>> START

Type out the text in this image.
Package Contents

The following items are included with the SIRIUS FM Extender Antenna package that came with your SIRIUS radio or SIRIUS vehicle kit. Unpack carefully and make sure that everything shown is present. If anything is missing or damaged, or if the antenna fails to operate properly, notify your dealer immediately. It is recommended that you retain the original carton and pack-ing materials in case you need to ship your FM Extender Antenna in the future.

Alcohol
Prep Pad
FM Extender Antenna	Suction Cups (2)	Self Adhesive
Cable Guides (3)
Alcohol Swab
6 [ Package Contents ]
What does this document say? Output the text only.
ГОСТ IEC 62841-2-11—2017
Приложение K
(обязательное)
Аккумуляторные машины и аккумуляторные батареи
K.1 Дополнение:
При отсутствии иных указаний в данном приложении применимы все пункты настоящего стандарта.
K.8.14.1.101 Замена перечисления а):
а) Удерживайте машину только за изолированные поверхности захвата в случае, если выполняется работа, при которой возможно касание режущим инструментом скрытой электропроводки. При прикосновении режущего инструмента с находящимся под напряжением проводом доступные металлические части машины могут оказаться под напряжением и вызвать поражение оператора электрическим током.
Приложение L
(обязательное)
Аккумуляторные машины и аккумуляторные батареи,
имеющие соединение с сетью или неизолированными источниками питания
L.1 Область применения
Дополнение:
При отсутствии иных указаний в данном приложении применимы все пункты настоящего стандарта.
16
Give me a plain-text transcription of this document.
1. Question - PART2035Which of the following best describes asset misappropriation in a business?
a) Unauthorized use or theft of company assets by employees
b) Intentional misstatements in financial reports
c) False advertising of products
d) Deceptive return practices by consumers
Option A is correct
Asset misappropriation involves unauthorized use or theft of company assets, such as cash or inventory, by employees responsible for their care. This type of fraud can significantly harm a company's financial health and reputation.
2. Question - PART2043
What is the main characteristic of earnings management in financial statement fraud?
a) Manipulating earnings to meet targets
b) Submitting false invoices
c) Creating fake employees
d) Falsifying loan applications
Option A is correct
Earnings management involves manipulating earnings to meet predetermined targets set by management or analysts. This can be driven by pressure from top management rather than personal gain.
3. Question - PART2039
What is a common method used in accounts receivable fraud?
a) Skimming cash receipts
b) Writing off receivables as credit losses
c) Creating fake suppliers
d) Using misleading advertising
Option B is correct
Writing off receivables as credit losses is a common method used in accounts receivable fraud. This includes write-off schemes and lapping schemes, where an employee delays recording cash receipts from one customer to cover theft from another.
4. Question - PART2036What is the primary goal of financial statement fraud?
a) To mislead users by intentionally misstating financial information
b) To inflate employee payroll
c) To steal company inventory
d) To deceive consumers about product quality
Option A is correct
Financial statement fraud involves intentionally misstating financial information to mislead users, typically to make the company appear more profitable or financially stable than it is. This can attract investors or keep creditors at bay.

>> END

[GIVEN TASK] Reproduce the full listing above, character for character.

[RESULT OF THIS TASK]
Type out the text in this image.
Package Contents

The following items are included with the SIRIUS FM Extender Antenna package that came with your SIRIUS radio or SIRIUS vehicle kit. Unpack carefully and make sure that everything shown is present. If anything is missing or damaged, or if the antenna fails to operate properly, notify your dealer immediately. It is recommended that you retain the original carton and pack-ing materials in case you need to ship your FM Extender Antenna in the future.

Alcohol
Prep Pad
FM Extender Antenna	Suction Cups (2)	Self Adhesive
Cable Guides (3)
Alcohol Swab
6 [ Package Contents ]
What does this document say? Output the text only.
ГОСТ IEC 62841-2-11—2017
Приложение K
(обязательное)
Аккумуляторные машины и аккумуляторные батареи
K.1 Дополнение:
При отсутствии иных указаний в данном приложении применимы все пункты настоящего стандарта.
K.8.14.1.101 Замена перечисления а):
а) Удерживайте машину только за изолированные поверхности захвата в случае, если выполняется работа, при которой возможно касание режущим инструментом скрытой электропроводки. При прикосновении режущего инструмента с находящимся под напряжением проводом доступные металлические части машины могут оказаться под напряжением и вызвать поражение оператора электрическим током.
Приложение L
(обязательное)
Аккумуляторные машины и аккумуляторные батареи,
имеющие соединение с сетью или неизолированными источниками питания
L.1 Область применения
Дополнение:
При отсутствии иных указаний в данном приложении применимы все пункты настоящего стандарта.
16
Give me a plain-text transcription of this document.
1. Question - PART2035Which of the following best describes asset misappropriation in a business?
a) Unauthorized use or theft of company assets by employees
b) Intentional misstatements in financial reports
c) False advertising of products
d) Deceptive return practices by consumers
Option A is correct
Asset misappropriation involves unauthorized use or theft of company assets, such as cash or inventory, by employees responsible for their care. This type of fraud can significantly harm a company's financial health and reputation.
2. Question - PART2043
What is the main characteristic of earnings management in financial statement fraud?
a) Manipulating earnings to meet targets
b) Submitting false invoices
c) Creating fake employees
d) Falsifying loan applications
Option A is correct
Earnings management involves manipulating earnings to meet predetermined targets set by management or analysts. This can be driven by pressure from top management rather than personal gain.
3. Question - PART2039
What is a common method used in accounts receivable fraud?
a) Skimming cash receipts
b) Writing off receivables as credit losses
c) Creating fake suppliers
d) Using misleading advertising
Option B is correct
Writing off receivables as credit losses is a common method used in accounts receivable fraud. This includes write-off schemes and lapping schemes, where an employee delays recording cash receipts from one customer to cover theft from another.
4. Question - PART2036What is the primary goal of financial statement fraud?
a) To mislead users by intentionally misstating financial information
b) To inflate employee payroll
c) To steal company inventory
d) To deceive consumers about product quality
Option A is correct
Financial statement fraud involves intentionally misstating financial information to mislead users, typically to make the company appear more profitable or financially stable than it is. This can attract investors or keep creditors at bay.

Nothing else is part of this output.